> What the task asks:
Pictures do not belong in the copy; restate the records below word for word.

> Records for this task:
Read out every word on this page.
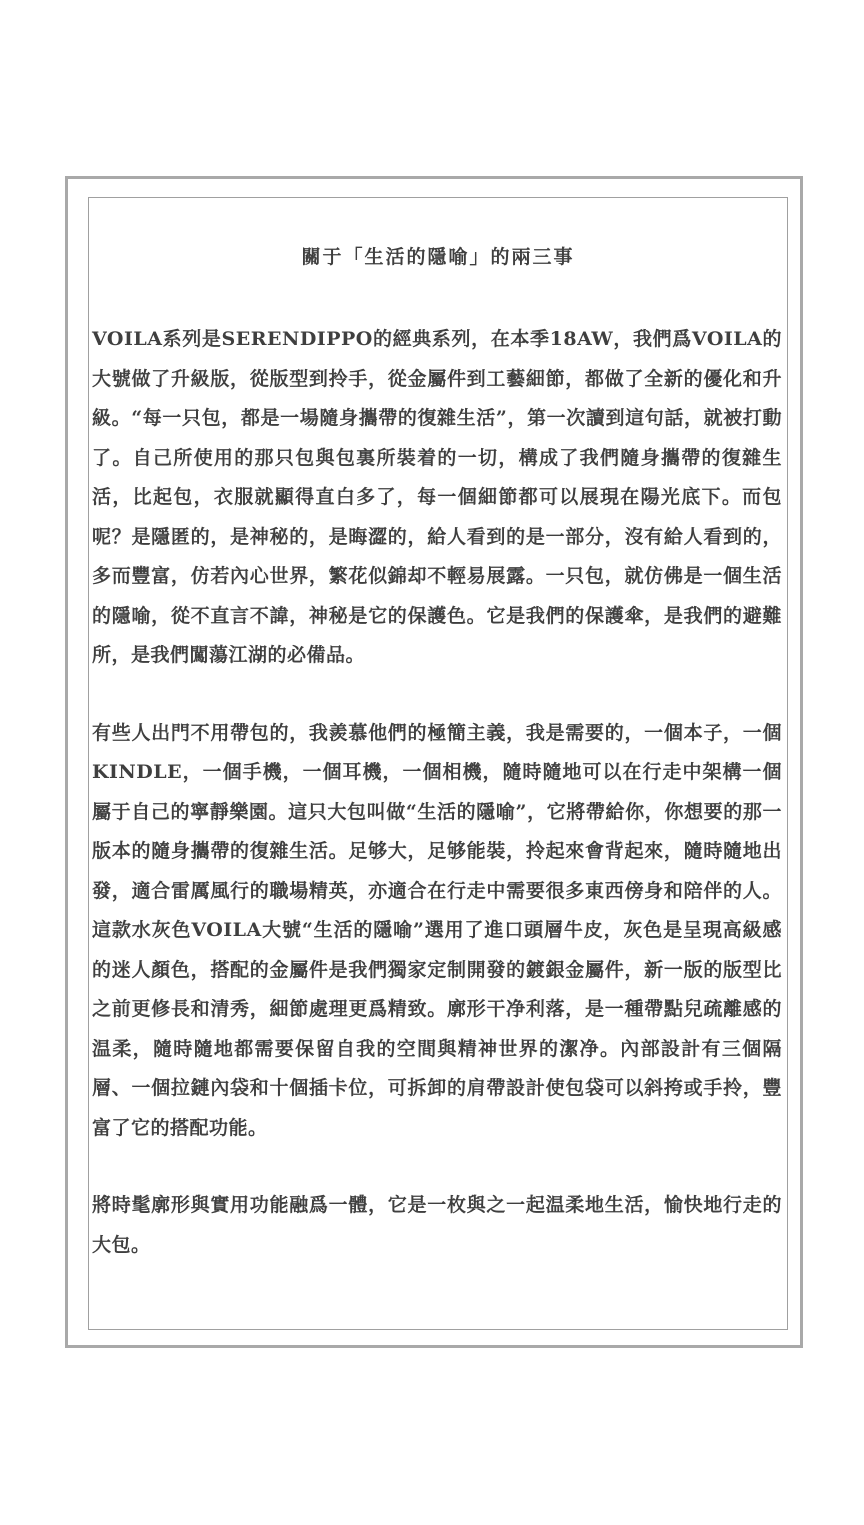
關于「生活的隱喻」的兩三事

VOILA系列是SERENDIPPO的經典系列，在本季18AW，我們爲VOILA的大號做了升級版，從版型到拎手，從金屬件到工藝細節，都做了全新的優化和升級。“每一只包，都是一場隨身攜帶的復雜生活”，第一次讀到這句話，就被打動了。自己所使用的那只包與包裏所裝着的一切，構成了我們隨身攜帶的復雜生活，比起包，衣服就顯得直白多了，每一個細節都可以展現在陽光底下。而包呢？是隱匿的，是神秘的，是晦澀的，給人看到的是一部分，沒有給人看到的，多而豐富，仿若內心世界，繁花似錦却不輕易展露。一只包，就仿佛是一個生活的隱喻，從不直言不諱，神秘是它的保護色。它是我們的保護傘，是我們的避難所，是我們闖蕩江湖的必備品。

有些人出門不用帶包的，我羨慕他們的極簡主義，我是需要的，一個本子，一個KINDLE，一個手機，一個耳機，一個相機，隨時隨地可以在行走中架構一個屬于自己的寧靜樂園。這只大包叫做“生活的隱喻”，它將帶給你，你想要的那一版本的隨身攜帶的復雜生活。足够大，足够能裝，拎起來會背起來，隨時隨地出發，適合雷厲風行的職場精英，亦適合在行走中需要很多東西傍身和陪伴的人。這款水灰色VOILA大號“生活的隱喻”選用了進口頭層牛皮，灰色是呈現高級感的迷人顏色，搭配的金屬件是我們獨家定制開發的鍍銀金屬件，新一版的版型比之前更修長和清秀，細節處理更爲精致。廓形干净利落，是一種帶點兒疏離感的温柔，隨時隨地都需要保留自我的空間與精神世界的潔净。內部設計有三個隔層、一個拉鏈內袋和十個插卡位，可拆卸的肩帶設計使包袋可以斜挎或手拎，豐富了它的搭配功能。

將時髦廓形與實用功能融爲一體，它是一枚與之一起温柔地生活，愉快地行走的大包。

> Reply:
Read out every word on this page.
關于「生活的隱喻」的兩三事

VOILA系列是SERENDIPPO的經典系列，在本季18AW，我們爲VOILA的大號做了升級版，從版型到拎手，從金屬件到工藝細節，都做了全新的優化和升級。“每一只包，都是一場隨身攜帶的復雜生活”，第一次讀到這句話，就被打動了。自己所使用的那只包與包裏所裝着的一切，構成了我們隨身攜帶的復雜生活，比起包，衣服就顯得直白多了，每一個細節都可以展現在陽光底下。而包呢？是隱匿的，是神秘的，是晦澀的，給人看到的是一部分，沒有給人看到的，多而豐富，仿若內心世界，繁花似錦却不輕易展露。一只包，就仿佛是一個生活的隱喻，從不直言不諱，神秘是它的保護色。它是我們的保護傘，是我們的避難所，是我們闖蕩江湖的必備品。

有些人出門不用帶包的，我羨慕他們的極簡主義，我是需要的，一個本子，一個KINDLE，一個手機，一個耳機，一個相機，隨時隨地可以在行走中架構一個屬于自己的寧靜樂園。這只大包叫做“生活的隱喻”，它將帶給你，你想要的那一版本的隨身攜帶的復雜生活。足够大，足够能裝，拎起來會背起來，隨時隨地出發，適合雷厲風行的職場精英，亦適合在行走中需要很多東西傍身和陪伴的人。這款水灰色VOILA大號“生活的隱喻”選用了進口頭層牛皮，灰色是呈現高級感的迷人顏色，搭配的金屬件是我們獨家定制開發的鍍銀金屬件，新一版的版型比之前更修長和清秀，細節處理更爲精致。廓形干净利落，是一種帶點兒疏離感的温柔，隨時隨地都需要保留自我的空間與精神世界的潔净。內部設計有三個隔層、一個拉鏈內袋和十個插卡位，可拆卸的肩帶設計使包袋可以斜挎或手拎，豐富了它的搭配功能。

將時髦廓形與實用功能融爲一體，它是一枚與之一起温柔地生活，愉快地行走的大包。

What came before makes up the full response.